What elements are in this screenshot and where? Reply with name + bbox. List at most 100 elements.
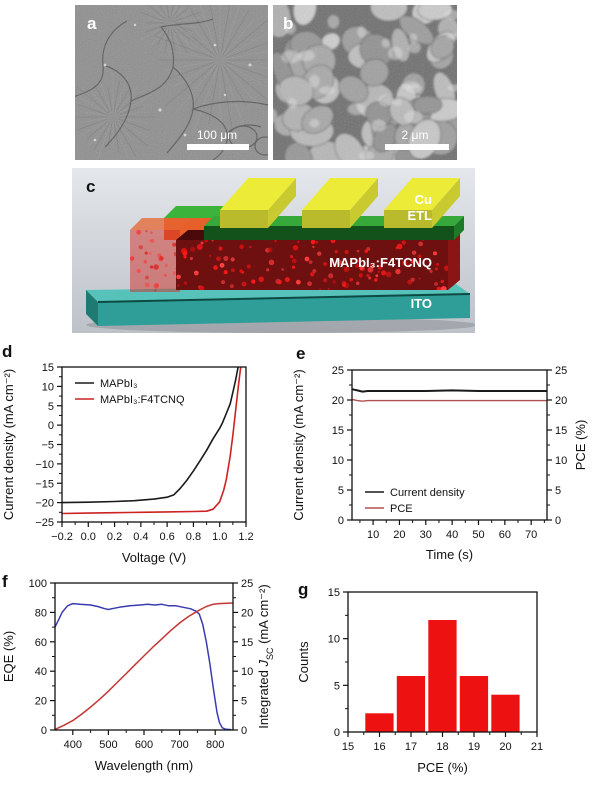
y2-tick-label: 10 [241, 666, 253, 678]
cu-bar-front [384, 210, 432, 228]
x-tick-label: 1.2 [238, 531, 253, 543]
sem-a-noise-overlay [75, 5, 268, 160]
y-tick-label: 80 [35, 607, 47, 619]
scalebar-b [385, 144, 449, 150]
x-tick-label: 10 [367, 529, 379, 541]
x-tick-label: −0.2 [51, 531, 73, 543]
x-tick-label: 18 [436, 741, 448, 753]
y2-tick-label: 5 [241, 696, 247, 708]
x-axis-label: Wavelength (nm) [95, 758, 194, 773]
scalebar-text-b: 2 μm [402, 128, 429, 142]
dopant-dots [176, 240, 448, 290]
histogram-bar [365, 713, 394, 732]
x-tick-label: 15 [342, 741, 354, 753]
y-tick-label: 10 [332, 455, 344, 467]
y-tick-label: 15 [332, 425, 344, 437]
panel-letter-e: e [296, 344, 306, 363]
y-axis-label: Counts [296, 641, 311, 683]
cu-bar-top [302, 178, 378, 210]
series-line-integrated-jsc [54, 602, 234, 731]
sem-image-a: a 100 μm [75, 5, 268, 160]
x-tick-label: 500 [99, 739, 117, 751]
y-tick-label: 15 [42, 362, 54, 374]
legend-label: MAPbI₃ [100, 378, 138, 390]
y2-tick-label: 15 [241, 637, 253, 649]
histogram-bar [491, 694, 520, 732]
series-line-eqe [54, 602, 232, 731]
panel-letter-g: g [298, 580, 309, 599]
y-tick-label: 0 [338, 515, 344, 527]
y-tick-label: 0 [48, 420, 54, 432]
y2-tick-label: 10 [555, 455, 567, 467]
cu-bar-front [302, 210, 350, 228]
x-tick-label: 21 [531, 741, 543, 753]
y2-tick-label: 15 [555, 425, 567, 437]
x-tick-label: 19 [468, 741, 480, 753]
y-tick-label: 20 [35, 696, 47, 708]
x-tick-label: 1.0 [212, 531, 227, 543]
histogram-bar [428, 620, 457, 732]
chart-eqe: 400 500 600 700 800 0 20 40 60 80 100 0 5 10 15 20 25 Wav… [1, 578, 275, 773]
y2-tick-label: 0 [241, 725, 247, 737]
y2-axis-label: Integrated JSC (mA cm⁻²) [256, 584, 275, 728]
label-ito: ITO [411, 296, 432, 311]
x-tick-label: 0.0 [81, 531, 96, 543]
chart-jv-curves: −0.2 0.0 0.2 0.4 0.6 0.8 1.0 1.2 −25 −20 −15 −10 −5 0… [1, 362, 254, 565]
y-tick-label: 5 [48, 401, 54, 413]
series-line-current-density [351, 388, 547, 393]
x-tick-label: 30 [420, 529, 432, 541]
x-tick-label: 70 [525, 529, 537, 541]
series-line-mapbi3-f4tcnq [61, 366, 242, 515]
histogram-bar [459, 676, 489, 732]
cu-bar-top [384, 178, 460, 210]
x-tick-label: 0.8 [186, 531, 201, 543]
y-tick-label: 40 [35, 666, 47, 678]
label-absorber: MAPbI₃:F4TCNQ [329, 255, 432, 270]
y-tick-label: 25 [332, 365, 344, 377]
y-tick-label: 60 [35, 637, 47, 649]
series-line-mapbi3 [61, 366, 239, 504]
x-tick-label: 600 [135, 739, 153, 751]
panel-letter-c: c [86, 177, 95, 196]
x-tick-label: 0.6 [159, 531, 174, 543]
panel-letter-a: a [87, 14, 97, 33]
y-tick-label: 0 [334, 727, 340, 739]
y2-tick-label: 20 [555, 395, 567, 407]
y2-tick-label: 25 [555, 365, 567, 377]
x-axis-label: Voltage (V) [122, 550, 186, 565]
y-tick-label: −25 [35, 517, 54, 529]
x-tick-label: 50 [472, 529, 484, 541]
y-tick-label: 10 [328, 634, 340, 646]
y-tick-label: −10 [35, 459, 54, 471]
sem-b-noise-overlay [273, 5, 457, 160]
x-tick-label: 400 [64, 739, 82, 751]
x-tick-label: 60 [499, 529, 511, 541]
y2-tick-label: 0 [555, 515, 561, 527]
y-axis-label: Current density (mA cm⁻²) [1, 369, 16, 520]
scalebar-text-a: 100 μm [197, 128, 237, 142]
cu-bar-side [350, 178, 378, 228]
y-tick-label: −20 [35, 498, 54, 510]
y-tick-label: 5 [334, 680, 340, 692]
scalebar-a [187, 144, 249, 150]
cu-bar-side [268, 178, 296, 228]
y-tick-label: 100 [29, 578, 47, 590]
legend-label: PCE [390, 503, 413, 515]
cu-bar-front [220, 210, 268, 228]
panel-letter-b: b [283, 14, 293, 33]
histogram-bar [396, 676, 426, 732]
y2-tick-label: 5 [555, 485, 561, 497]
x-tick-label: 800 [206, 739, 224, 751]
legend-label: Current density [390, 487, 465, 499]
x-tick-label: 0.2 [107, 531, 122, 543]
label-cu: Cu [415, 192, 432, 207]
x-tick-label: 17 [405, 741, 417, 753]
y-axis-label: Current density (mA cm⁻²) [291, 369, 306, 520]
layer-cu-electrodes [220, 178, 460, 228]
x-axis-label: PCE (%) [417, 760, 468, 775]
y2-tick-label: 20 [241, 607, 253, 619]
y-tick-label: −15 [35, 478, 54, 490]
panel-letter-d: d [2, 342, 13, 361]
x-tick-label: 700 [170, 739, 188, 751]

WORK TO DO:
Quote all of the lines above word for word, and leave the picture out of your answer.

EXERCISE RESPONSE:
What elements are in this screenshot and where? Reply with name + bbox. List at most 100 elements.
y2-tick-label: 10 [241, 666, 253, 678]
cu-bar-front [384, 210, 432, 228]
x-tick-label: 1.2 [238, 531, 253, 543]
sem-a-noise-overlay [75, 5, 268, 160]
y-tick-label: 80 [35, 607, 47, 619]
scalebar-b [385, 144, 449, 150]
x-tick-label: 10 [367, 529, 379, 541]
x-tick-label: −0.2 [51, 531, 73, 543]
x-tick-label: 18 [436, 741, 448, 753]
y2-tick-label: 5 [241, 696, 247, 708]
x-axis-label: Wavelength (nm) [95, 758, 194, 773]
scalebar-text-b: 2 μm [402, 128, 429, 142]
dopant-dots [176, 240, 448, 290]
histogram-bar [365, 713, 394, 732]
x-tick-label: 15 [342, 741, 354, 753]
y-tick-label: 10 [332, 455, 344, 467]
y-tick-label: 15 [332, 425, 344, 437]
panel-letter-e: e [296, 344, 306, 363]
y-axis-label: Counts [296, 641, 311, 683]
cu-bar-top [302, 178, 378, 210]
series-line-integrated-jsc [54, 602, 234, 731]
sem-image-a: a 100 μm [75, 5, 268, 160]
x-tick-label: 500 [99, 739, 117, 751]
y-tick-label: 15 [42, 362, 54, 374]
legend-label: MAPbI₃ [100, 378, 138, 390]
y2-tick-label: 15 [241, 637, 253, 649]
histogram-bar [491, 694, 520, 732]
series-line-eqe [54, 602, 232, 731]
panel-letter-g: g [298, 580, 309, 599]
y-tick-label: 0 [338, 515, 344, 527]
y-tick-label: 0 [48, 420, 54, 432]
y2-tick-label: 10 [555, 455, 567, 467]
cu-bar-front [302, 210, 350, 228]
x-tick-label: 21 [531, 741, 543, 753]
y2-tick-label: 15 [555, 425, 567, 437]
x-tick-label: 19 [468, 741, 480, 753]
y-tick-label: 20 [35, 696, 47, 708]
x-tick-label: 1.0 [212, 531, 227, 543]
histogram-bar [428, 620, 457, 732]
chart-eqe: 400 500 600 700 800 0 20 40 60 80 100 0 5 10 15 20 25 Wav… [1, 578, 275, 773]
y2-tick-label: 0 [241, 725, 247, 737]
y2-axis-label: Integrated JSC (mA cm⁻²) [256, 584, 275, 728]
label-ito: ITO [411, 296, 432, 311]
x-tick-label: 0.0 [81, 531, 96, 543]
chart-jv-curves: −0.2 0.0 0.2 0.4 0.6 0.8 1.0 1.2 −25 −20 −15 −10 −5 0… [1, 362, 254, 565]
y-tick-label: 5 [48, 401, 54, 413]
series-line-current-density [351, 388, 547, 393]
x-tick-label: 30 [420, 529, 432, 541]
x-tick-label: 70 [525, 529, 537, 541]
series-line-mapbi3-f4tcnq [61, 366, 242, 515]
histogram-bar [459, 676, 489, 732]
cu-bar-top [384, 178, 460, 210]
x-tick-label: 0.8 [186, 531, 201, 543]
y-tick-label: 40 [35, 666, 47, 678]
label-absorber: MAPbI₃:F4TCNQ [329, 255, 432, 270]
y-tick-label: 25 [332, 365, 344, 377]
y-tick-label: 60 [35, 637, 47, 649]
series-line-mapbi3 [61, 366, 239, 504]
x-tick-label: 600 [135, 739, 153, 751]
panel-letter-c: c [86, 177, 95, 196]
x-tick-label: 0.6 [159, 531, 174, 543]
panel-letter-a: a [87, 14, 97, 33]
y-tick-label: 0 [334, 727, 340, 739]
y2-tick-label: 20 [555, 395, 567, 407]
y2-tick-label: 25 [555, 365, 567, 377]
x-axis-label: Voltage (V) [122, 550, 186, 565]
y-tick-label: −25 [35, 517, 54, 529]
x-tick-label: 50 [472, 529, 484, 541]
y-tick-label: 10 [328, 634, 340, 646]
y-tick-label: −10 [35, 459, 54, 471]
sem-b-noise-overlay [273, 5, 457, 160]
x-tick-label: 400 [64, 739, 82, 751]
x-tick-label: 60 [499, 529, 511, 541]
y2-tick-label: 0 [555, 515, 561, 527]
y-axis-label: Current density (mA cm⁻²) [1, 369, 16, 520]
scalebar-text-a: 100 μm [197, 128, 237, 142]
cu-bar-side [350, 178, 378, 228]
y-tick-label: −20 [35, 498, 54, 510]
y-tick-label: 5 [334, 680, 340, 692]
scalebar-a [187, 144, 249, 150]
cu-bar-side [268, 178, 296, 228]
y-tick-label: 100 [29, 578, 47, 590]
legend-label: PCE [390, 503, 413, 515]
cu-bar-front [220, 210, 268, 228]
panel-letter-b: b [283, 14, 293, 33]
histogram-bar [396, 676, 426, 732]
y2-tick-label: 5 [555, 485, 561, 497]
x-tick-label: 800 [206, 739, 224, 751]
legend-label: Current density [390, 487, 465, 499]
x-tick-label: 0.2 [107, 531, 122, 543]
label-cu: Cu [415, 192, 432, 207]
x-tick-label: 17 [405, 741, 417, 753]
y-axis-label: Current density (mA cm⁻²) [291, 369, 306, 520]
layer-cu-electrodes [220, 178, 460, 228]
x-axis-label: PCE (%) [417, 760, 468, 775]
y2-tick-label: 20 [241, 607, 253, 619]
y-tick-label: −15 [35, 478, 54, 490]
panel-letter-d: d [2, 342, 13, 361]
x-tick-label: 700 [170, 739, 188, 751]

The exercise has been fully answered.